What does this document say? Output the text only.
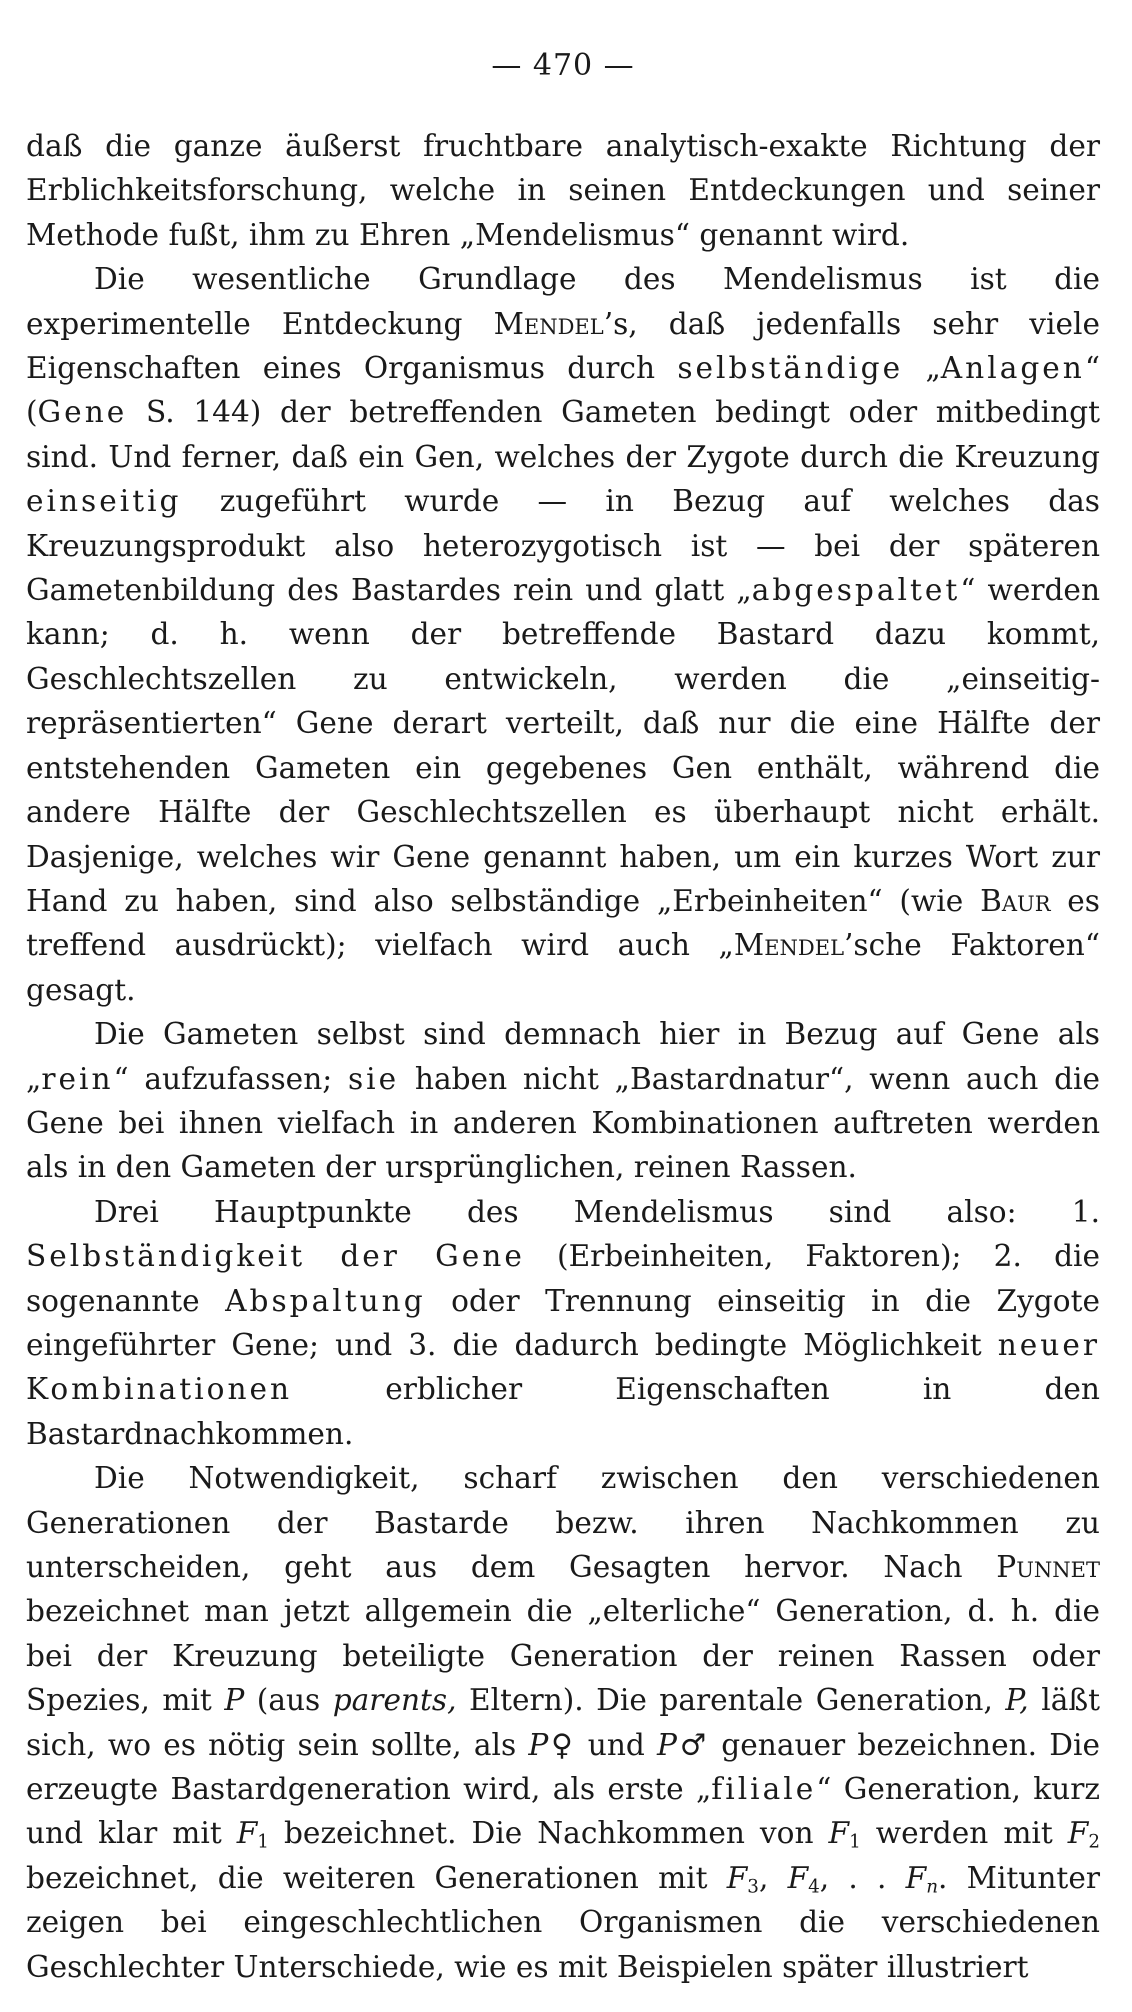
— 470 —

daß die ganze äußerst fruchtbare analytisch-exakte Richtung der Erblichkeitsforschung, welche in seinen Entdeckungen und seiner Methode fußt, ihm zu Ehren „Mendelismus“ genannt wird.

Die wesentliche Grundlage des Mendelismus ist die experimentelle Entdeckung Mendel’s, daß jedenfalls sehr viele Eigenschaften eines Organismus durch selbständige „Anlagen“ (Gene S. 144) der betreffenden Gameten bedingt oder mitbedingt sind. Und ferner, daß ein Gen, welches der Zygote durch die Kreuzung einseitig zugeführt wurde — in Bezug auf welches das Kreuzungsprodukt also heterozygotisch ist — bei der späteren Gametenbildung des Bastardes rein und glatt „abgespaltet“ werden kann; d. h. wenn der betreffende Bastard dazu kommt, Geschlechtszellen zu entwickeln, werden die „einseitig-repräsentierten“ Gene derart verteilt, daß nur die eine Hälfte der entstehenden Gameten ein gegebenes Gen enthält, während die andere Hälfte der Geschlechtszellen es überhaupt nicht erhält. Dasjenige, welches wir Gene genannt haben, um ein kurzes Wort zur Hand zu haben, sind also selbständige „Erbeinheiten“ (wie Baur es treffend ausdrückt); vielfach wird auch „Mendel’sche Faktoren“ gesagt.

Die Gameten selbst sind demnach hier in Bezug auf Gene als „rein“ aufzufassen; sie haben nicht „Bastardnatur“, wenn auch die Gene bei ihnen vielfach in anderen Kombinationen auftreten werden als in den Gameten der ursprünglichen, reinen Rassen.

Drei Hauptpunkte des Mendelismus sind also: 1. Selbständigkeit der Gene (Erbeinheiten, Faktoren); 2. die sogenannte Abspaltung oder Trennung einseitig in die Zygote eingeführter Gene; und 3. die dadurch bedingte Möglichkeit neuer Kombinationen erblicher Eigenschaften in den Bastardnachkommen.

Die Notwendigkeit, scharf zwischen den verschiedenen Generationen der Bastarde bezw. ihren Nachkommen zu unterscheiden, geht aus dem Gesagten hervor. Nach Punnet bezeichnet man jetzt allgemein die „elterliche“ Generation, d. h. die bei der Kreuzung beteiligte Generation der reinen Rassen oder Spezies, mit P (aus parents, Eltern). Die parentale Generation, P, läßt sich, wo es nötig sein sollte, als P♀ und P♂ genauer bezeichnen. Die erzeugte Bastardgeneration wird, als erste „filiale“ Generation, kurz und klar mit $F_1$ bezeichnet. Die Nachkommen von $F_1$ werden mit $F_2$ bezeichnet, die weiteren Generationen mit $F_3$, $F_4$, . . $F_n$. Mitunter zeigen bei eingeschlechtlichen Organismen die verschiedenen Geschlechter Unterschiede, wie es mit Beispielen später illustriert
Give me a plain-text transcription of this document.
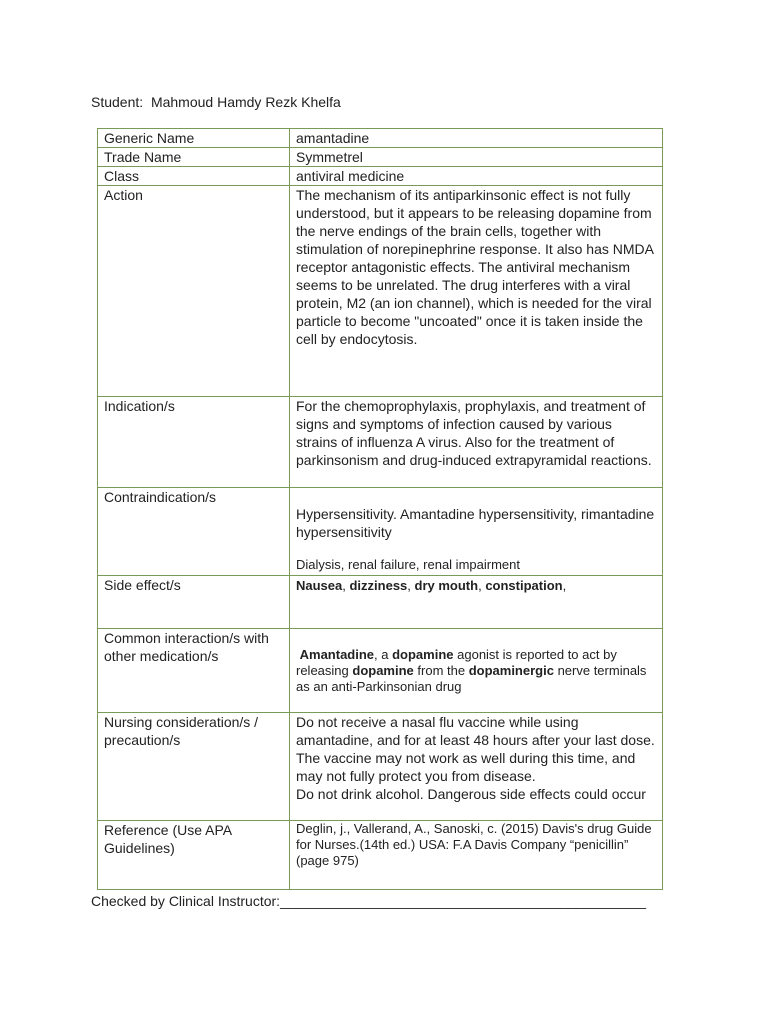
Student: Mahmoud Hamdy Rezk Khelfa
Generic Name	amantadine
Trade Name	Symmetrel
Class	antiviral medicine
Action	The mechanism of its antiparkinsonic effect is not fully understood, but it appears to be releasing dopamine from the nerve endings of the brain cells, together with stimulation of norepinephrine response. It also has NMDA receptor antagonistic effects. The antiviral mechanism seems to be unrelated. The drug interferes with a viral protein, M2 (an ion channel), which is needed for the viral particle to become "uncoated" once it is taken inside the cell by endocytosis.
Indication/s	For the chemoprophylaxis, prophylaxis, and treatment of signs and symptoms of infection caused by various strains of influenza A virus. Also for the treatment of parkinsonism and drug-induced extrapyramidal reactions.
Contraindication/s	Hypersensitivity. Amantadine hypersensitivity, rimantadine hypersensitivity
Dialysis, renal failure, renal impairment

Side effect/s	Nausea, dizziness, dry mouth, constipation,
Common interaction/s with other medication/s	Amantadine, a dopamine agonist is reported to act by releasing dopamine from the dopaminergic nerve terminals as an anti-Parkinsonian drug
Nursing consideration/s / precaution/s	Do not receive a nasal flu vaccine while using amantadine, and for at least 48 hours after your last dose. The vaccine may not work as well during this time, and may not fully protect you from disease.
Do not drink alcohol. Dangerous side effects could occur

Reference (Use APA Guidelines)	Deglin, j., Vallerand, A., Sanoski, c. (2015) Davis's drug Guide for Nurses.(14th ed.) USA: F.A Davis Company “penicillin” (page 975)
Checked by Clinical Instructor:_______________________________________________
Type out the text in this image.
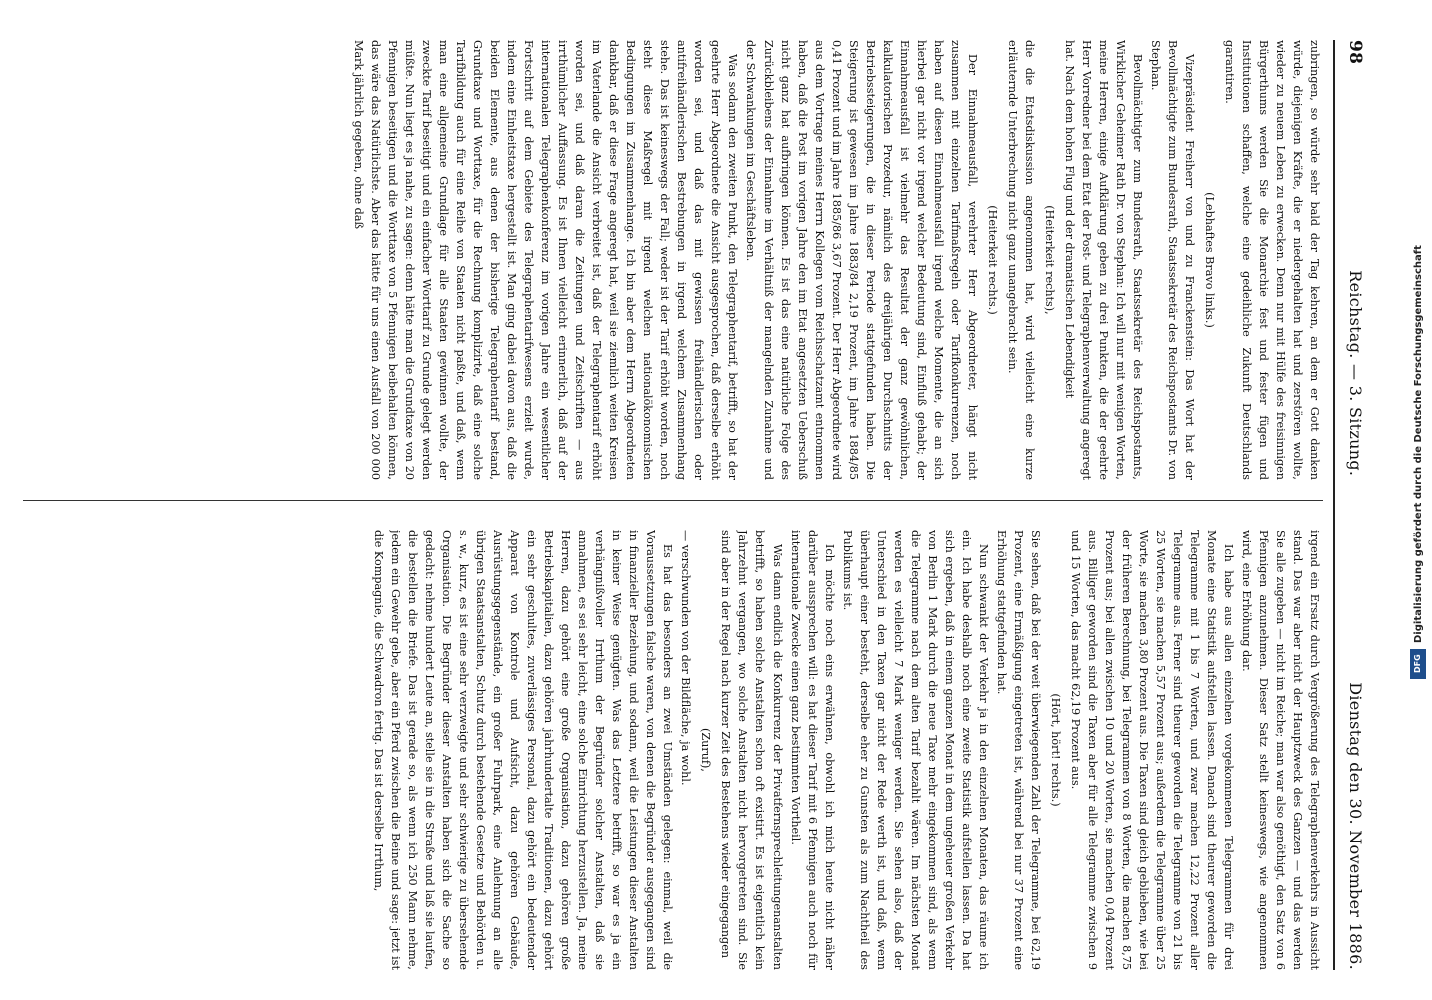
98
Reichstag. — 3. Sitzung.
Dienstag den 30. November 1886.

zubringen, so würde sehr bald der Tag kehren, an dem er Gott danken würde, diejenigen Kräfte, die er niedergehalten hat und zerstören wollte, wieder zu neuem Leben zu erwecken. Denn nur mit Hülfe des freisinnigen Bürgerthums werden Sie die Monarchie fest und fester fügen und Institutionen schaffen, welche eine gedeihliche Zukunft Deutschlands garantiren.

(Lebhaftes Bravo links.)

Vizepräsident Freiherr von und zu Franckenstein: Das Wort hat der Bevollmächtigte zum Bundesrath, Staatssekretär des Reichspostamts Dr. von Stephan.

Bevollmächtigter zum Bundesrath, Staatssekretär des Reichspostamts, Wirklicher Geheimer Rath Dr. von Stephan: Ich will nur mit wenigen Worten, meine Herren, einige Aufklärung geben zu drei Punkten, die der geehrte Herr Vorredner bei dem Etat der Post- und Telegraphenverwaltung angeregt hat. Nach dem hohen Flug und der dramatischen Lebendigkeit

(Heiterkeit rechts),

die die Etatsdiskussion angenommen hat, wird vielleicht eine kurze erläuternde Unterbrechung nicht ganz unangebracht sein.

(Heiterkeit rechts.)

Der Einnahmeausfall, verehrter Herr Abgeordneter, hängt nicht zusammen mit einzelnen Tarifmaßregeln oder Tarifkonkurrenzen, noch haben auf diesen Einnahmeausfall irgend welche Momente, die an sich hierbei gar nicht vor irgend welcher Bedeutung sind, Einfluß gehabt; der Einnahmeausfall ist vielmehr das Resultat der ganz gewöhnlichen, kalkulatorischen Prozedur, nämlich des dreijährigen Durchschnitts der Betriebssteigerungen, die in dieser Periode stattgefunden haben. Die Steigerung ist gewesen im Jahre 1883/84 2,19 Prozent, im Jahre 1884/85 0,41 Prozent und im Jahre 1885/86 3,67 Prozent. Der Herr Abgeordnete wird aus dem Vortrage meines Herrn Kollegen vom Reichsschatzamt entnommen haben, daß die Post im vorigen Jahre den im Etat angesetzten Ueberschuß nicht ganz hat aufbringen können. Es ist das eine natürliche Folge des Zurückbleibens der Einnahme im Verhältniß der mangelnden Zunahme und der Schwankungen im Geschäftsleben.

Was sodann den zweiten Punkt, den Telegraphentarif, betrifft, so hat der geehrte Herr Abgeordnete die Ansicht ausgesprochen, daß derselbe erhöht worden sei, und daß das mit gewissen freihändlerischen oder antifreihändlerischen Bestrebungen in irgend welchem Zusammenhang stehe. Das ist keineswegs der Fall; weder ist der Tarif erhöht worden, noch steht diese Maßregel mit irgend welchen nationalökonomischen Bedingungen im Zusammenhange. Ich bin aber dem Herrn Abgeordneten dankbar, daß er diese Frage angeregt hat, weil sie ziemlich weiten Kreisen im Vaterlande die Ansicht verbreitet ist, daß der Telegraphentarif erhöht worden sei, und daß daran die Zeitungen und Zeitschriften — aus irrthümlicher Auffassung. Es ist Ihnen vielleicht erinnerlich, daß auf der internationalen Telegraphenkonferenz im vorigen Jahre ein wesentlicher Fortschritt auf dem Gebiete des Telegraphentarifwesens erzielt wurde, indem eine Einheitstaxe hergestellt ist. Man ging dabei davon aus, daß die beiden Elemente, aus denen der bisherige Telegraphentarif bestand, Grundtaxe und Worttaxe, für die Rechnung komplizirte, daß eine solche Tarifbildung auch für eine Reihe von Staaten nicht paßte, und daß, wenn man eine allgemeine Grundlage für alle Staaten gewinnen wollte, der zweckte Tarif beseitigt und ein einfacher Worttarif zu Grunde gelegt werden müßte. Nun liegt es ja nahe, zu sagen: denn hätte man die Grundtaxe von 20 Pfennigen beseitigen und die Worttaxe von 5 Pfennigen beibehalten können, das wäre das Natürlichste. Aber das hätte für uns einen Ausfall von 200 000 Mark jährlich gegeben, ohne daß

irgend ein Ersatz durch Vergrößerung des Telegraphenverkehrs in Aussicht stand. Das war aber nicht der Hauptzweck des Ganzen — und das werden Sie alle zugeben — nicht im Reiche; man war also genöthigt, den Satz von 6 Pfennigen anzunehmen. Dieser Satz stellt keineswegs, wie angenommen wird, eine Erhöhung dar.

Ich habe aus allen einzelnen vorgekommenen Telegrammen für drei Monate eine Statistik aufstellen lassen. Danach sind theurer geworden die Telegramme mit 1 bis 7 Worten, und zwar machen 12,22 Prozent aller Telegramme aus. Ferner sind theurer geworden die Telegramme von 21 bis 25 Worten, sie machen 5,57 Prozent aus; außerdem die Telegramme über 25 Worte, sie machen 3,80 Prozent aus. Die Taxen sind gleich geblieben, wie bei der früheren Berechnung, bei Telegrammen von 8 Worten, die machen 8,75 Prozent aus; bei allen zwischen 10 und 20 Worten, sie machen 0,04 Prozent aus. Billiger geworden sind die Taxen aber für alle Telegramme zwischen 9 und 15 Worten, das macht 62,19 Prozent aus.

(Hört, hört! rechts.)

Sie sehen, daß bei der weit überwiegenden Zahl der Telegramme, bei 62,19 Prozent, eine Ermäßigung eingetreten ist, während bei nur 37 Prozent eine Erhöhung stattgefunden hat.

Nun schwankt der Verkehr ja in den einzelnen Monaten, das räume ich ein. Ich habe deshalb noch eine zweite Statistik aufstellen lassen. Da hat sich ergeben, daß in einem ganzen Monat in dem ungeheuer großen Verkehr von Berlin 1 Mark durch die neue Taxe mehr eingekommen sind, als wenn die Telegramme nach dem alten Tarif bezahlt wären. Im nächsten Monat werden es vielleicht 7 Mark weniger werden. Sie sehen also, daß der Unterschied in den Taxen gar nicht der Rede werth ist, und daß, wenn überhaupt einer besteht, derselbe eher zu Gunsten als zum Nachtheil des Publikums ist.

Ich möchte noch eins erwähnen, obwohl ich mich heute nicht näher darüber aussprechen will: es hat dieser Tarif mit 6 Pfennigen auch noch für internationale Zwecke einen ganz bestimmten Vortheil.

Was dann endlich die Konkurrenz der Privatfernsprechleitungenanstalten betrifft, so haben solche Anstalten schon oft existirt. Es ist eigentlich kein Jahrzehnt vergangen, wo solche Anstalten nicht hervorgetreten sind. Sie sind aber in der Regel nach kurzer Zeit des Bestehens wieder eingegangen

(Zuruf),

— verschwunden von der Bildfläche, ja wohl.

Es hat das besonders an zwei Umständen gelegen: einmal, weil die Voraussetzungen falsche waren, von denen die Begründer ausgegangen sind in finanzieller Beziehung, und sodann, weil die Leistungen dieser Anstalten in keiner Weise genügten. Was das Letztere betrifft, so war es ja ein verhängnißvoller Irrthum der Begründer solcher Anstalten, daß sie annahmen, es sei sehr leicht, eine solche Einrichtung herzustellen. Ja, meine Herren, dazu gehört eine große Organisation, dazu gehören große Betriebskapitalien, dazu gehören jahrhundertalte Traditionen, dazu gehört ein sehr geschultes, zuverlässiges Personal, dazu gehört ein bedeutender Apparat von Kontrole und Aufsicht, dazu gehören Gebäude, Ausrüstungsgegenstände, ein großer Fuhrpark, eine Anlehnung an alle übrigen Staatsanstalten, Schutz durch bestehende Gesetze und Behörden u. s. w., kurz, es ist eine sehr verzweigte und sehr schwierige zu übersehende Organisation. Die Begründer dieser Anstalten haben sich die Sache so gedacht: nehme hundert Leute an, stelle sie in die Straße und laß sie laufen, die bestellen die Briefe. Das ist gerade so, als wenn ich 250 Mann nehme, jedem ein Gewehr gebe, aber ein Pferd zwischen die Beine und sage: jetzt ist die Kompagnie, die Schwadron fertig. Das ist derselbe Irrthum,

Digitalisierung gefördert durch die Deutsche Forschungsgemeinschaft
DFG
####################
Required action
Which of the lines in the data contain the string "document"? Return each one.

Task output
What does this document say? Output the text only.
Give me a plain-text transcription of this document.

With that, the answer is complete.